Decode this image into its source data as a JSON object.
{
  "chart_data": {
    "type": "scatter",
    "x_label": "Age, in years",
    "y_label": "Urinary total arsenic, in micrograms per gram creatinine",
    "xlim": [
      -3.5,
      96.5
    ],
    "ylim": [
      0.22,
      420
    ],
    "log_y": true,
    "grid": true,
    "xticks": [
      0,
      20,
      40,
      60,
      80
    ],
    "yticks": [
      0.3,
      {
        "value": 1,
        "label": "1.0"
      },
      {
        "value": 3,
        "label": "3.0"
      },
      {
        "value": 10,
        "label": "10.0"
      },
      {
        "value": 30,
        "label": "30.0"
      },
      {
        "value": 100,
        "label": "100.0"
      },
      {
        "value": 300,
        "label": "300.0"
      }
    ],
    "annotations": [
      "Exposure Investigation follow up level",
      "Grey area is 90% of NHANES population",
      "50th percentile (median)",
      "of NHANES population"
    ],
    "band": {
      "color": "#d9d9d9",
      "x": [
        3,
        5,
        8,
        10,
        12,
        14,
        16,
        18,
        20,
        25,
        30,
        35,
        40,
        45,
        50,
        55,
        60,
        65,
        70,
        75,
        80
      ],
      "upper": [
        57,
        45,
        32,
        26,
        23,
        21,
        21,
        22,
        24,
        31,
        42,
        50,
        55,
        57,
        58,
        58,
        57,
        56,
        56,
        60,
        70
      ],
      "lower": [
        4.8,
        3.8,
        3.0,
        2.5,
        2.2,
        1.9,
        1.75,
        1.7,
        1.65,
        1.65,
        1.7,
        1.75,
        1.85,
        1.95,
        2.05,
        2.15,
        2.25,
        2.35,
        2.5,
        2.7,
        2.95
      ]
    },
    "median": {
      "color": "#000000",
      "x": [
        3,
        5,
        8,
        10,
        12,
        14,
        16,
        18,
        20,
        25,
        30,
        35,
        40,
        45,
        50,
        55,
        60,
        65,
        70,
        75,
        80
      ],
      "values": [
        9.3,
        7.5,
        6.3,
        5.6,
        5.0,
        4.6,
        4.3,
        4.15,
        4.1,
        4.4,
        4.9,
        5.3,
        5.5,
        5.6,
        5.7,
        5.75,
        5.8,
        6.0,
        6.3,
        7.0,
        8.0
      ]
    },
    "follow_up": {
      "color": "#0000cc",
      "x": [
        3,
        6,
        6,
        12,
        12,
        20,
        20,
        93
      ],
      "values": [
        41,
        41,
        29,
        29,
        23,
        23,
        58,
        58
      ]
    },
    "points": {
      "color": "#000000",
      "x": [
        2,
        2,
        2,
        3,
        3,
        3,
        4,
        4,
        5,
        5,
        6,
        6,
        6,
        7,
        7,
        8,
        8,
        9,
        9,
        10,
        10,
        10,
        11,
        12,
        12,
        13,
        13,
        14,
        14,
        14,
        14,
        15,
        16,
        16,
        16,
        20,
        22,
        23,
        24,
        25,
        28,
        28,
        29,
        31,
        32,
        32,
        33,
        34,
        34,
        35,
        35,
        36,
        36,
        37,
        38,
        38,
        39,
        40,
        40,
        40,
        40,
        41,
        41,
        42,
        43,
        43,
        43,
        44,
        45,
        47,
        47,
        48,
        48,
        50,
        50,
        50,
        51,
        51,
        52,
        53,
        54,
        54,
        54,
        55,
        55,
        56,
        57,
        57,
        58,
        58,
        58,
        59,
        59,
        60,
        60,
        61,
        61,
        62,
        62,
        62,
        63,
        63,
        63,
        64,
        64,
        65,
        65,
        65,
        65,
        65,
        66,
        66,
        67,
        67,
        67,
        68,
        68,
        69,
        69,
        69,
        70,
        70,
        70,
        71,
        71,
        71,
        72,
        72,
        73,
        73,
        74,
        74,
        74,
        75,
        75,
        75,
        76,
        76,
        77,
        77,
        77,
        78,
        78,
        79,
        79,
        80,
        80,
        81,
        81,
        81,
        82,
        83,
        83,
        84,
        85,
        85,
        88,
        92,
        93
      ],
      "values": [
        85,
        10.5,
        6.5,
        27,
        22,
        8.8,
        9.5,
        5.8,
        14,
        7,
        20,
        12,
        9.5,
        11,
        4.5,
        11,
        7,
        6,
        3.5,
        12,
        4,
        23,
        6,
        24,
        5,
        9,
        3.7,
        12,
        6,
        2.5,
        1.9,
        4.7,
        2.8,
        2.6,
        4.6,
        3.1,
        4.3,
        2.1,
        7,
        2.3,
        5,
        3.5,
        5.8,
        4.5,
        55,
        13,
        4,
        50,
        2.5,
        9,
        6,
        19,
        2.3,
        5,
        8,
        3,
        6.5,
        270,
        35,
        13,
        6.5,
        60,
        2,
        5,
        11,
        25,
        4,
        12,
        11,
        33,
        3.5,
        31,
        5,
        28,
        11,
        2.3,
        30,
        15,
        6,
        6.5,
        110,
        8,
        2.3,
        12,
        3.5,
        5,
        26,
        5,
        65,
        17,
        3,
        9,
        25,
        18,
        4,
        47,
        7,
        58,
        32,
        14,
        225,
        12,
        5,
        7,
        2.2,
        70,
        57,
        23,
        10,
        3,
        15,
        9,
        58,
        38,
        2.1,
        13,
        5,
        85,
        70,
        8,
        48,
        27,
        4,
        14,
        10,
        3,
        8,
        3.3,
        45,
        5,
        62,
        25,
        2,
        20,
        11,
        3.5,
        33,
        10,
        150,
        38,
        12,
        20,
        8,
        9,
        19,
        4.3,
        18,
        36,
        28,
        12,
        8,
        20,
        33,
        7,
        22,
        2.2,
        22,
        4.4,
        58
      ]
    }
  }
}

————

## EXERCISE INSTRUCTIONS
Search the entries for "color" and copy out each line that has it.

## REPLY TO THE EXERCISE
      "color": "#d9d9d9",
      "color": "#000000",
      "color": "#0000cc",
      "color": "#000000",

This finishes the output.